>>>>>
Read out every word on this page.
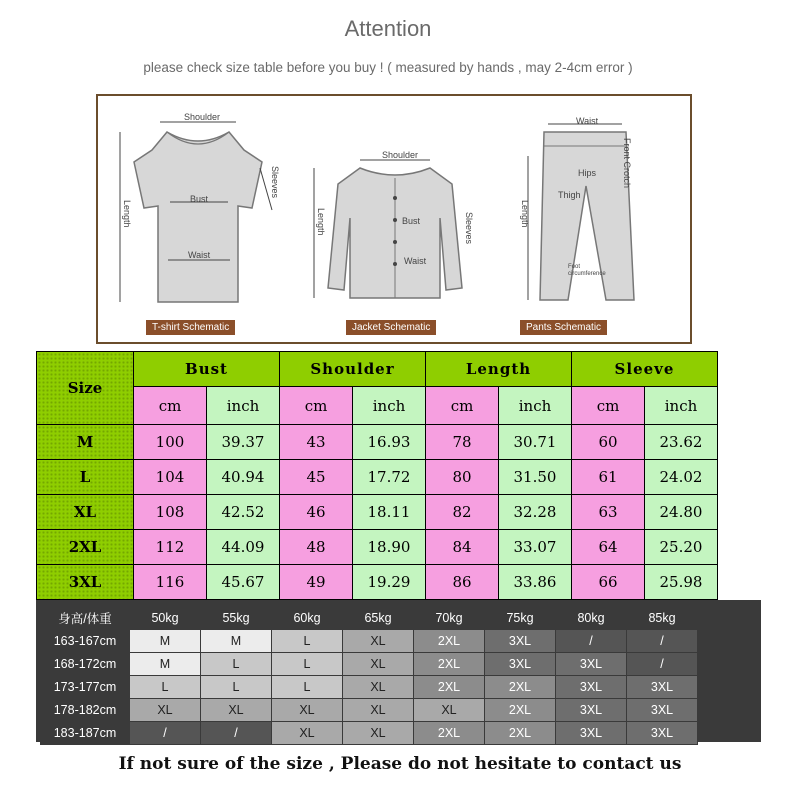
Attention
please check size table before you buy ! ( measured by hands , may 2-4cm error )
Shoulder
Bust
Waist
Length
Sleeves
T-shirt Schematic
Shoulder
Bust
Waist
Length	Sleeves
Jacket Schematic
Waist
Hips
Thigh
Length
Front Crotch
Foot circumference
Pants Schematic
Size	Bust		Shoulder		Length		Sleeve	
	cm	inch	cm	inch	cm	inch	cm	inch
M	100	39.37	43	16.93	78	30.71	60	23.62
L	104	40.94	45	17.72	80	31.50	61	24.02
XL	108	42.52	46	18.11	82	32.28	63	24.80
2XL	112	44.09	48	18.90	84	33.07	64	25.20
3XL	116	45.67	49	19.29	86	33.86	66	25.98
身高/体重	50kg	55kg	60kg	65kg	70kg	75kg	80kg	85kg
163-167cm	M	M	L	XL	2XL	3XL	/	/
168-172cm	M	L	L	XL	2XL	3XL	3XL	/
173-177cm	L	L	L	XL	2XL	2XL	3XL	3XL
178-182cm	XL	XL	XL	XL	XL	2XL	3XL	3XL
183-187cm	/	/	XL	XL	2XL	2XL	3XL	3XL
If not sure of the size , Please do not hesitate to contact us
<<<<<
>>>>>
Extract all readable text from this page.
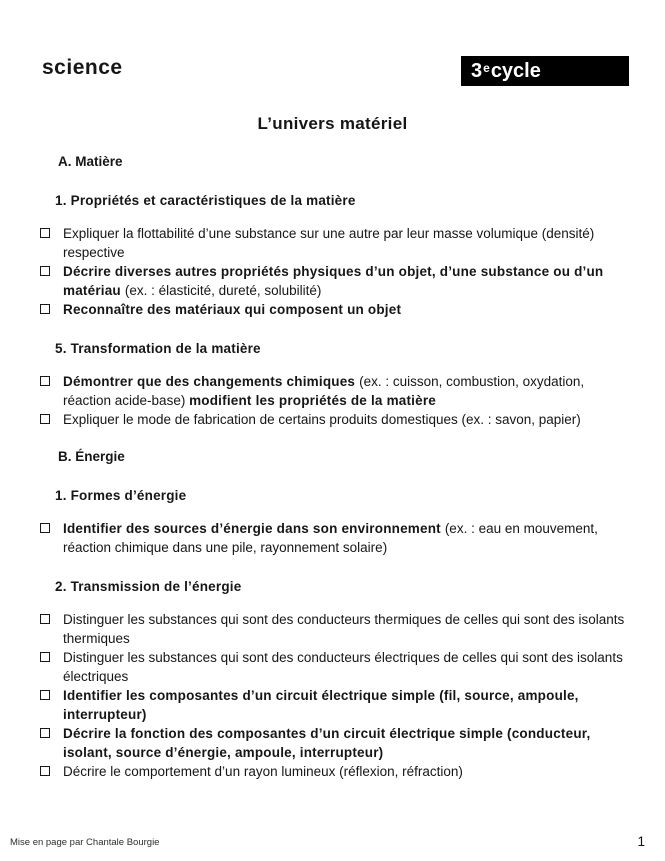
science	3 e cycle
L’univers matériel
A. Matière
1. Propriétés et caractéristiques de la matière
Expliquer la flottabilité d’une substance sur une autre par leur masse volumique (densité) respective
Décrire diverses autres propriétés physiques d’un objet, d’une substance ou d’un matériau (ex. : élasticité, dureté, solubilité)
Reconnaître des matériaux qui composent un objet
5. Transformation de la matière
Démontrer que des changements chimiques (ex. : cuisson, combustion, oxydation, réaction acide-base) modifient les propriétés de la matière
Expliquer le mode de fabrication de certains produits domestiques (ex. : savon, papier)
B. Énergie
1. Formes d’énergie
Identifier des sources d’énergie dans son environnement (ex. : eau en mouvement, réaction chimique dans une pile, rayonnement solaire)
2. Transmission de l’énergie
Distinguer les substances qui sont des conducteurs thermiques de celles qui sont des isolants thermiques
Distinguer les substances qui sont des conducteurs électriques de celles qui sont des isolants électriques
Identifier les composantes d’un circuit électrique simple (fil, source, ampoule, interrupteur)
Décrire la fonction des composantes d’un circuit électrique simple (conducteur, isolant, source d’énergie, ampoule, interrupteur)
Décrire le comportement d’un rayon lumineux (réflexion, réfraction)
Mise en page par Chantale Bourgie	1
<<<<<
● **GIVEN TASK**: In the listing above, find each line with the word "circuit" and copy it.

● **FINAL RESULT**:
Identifier les composantes d’un circuit électrique simple (fil, source, ampoule, interrupteur)
Décrire la fonction des composantes d’un circuit électrique simple (conducteur, isolant, source d’énergie, ampoule, interrupteur)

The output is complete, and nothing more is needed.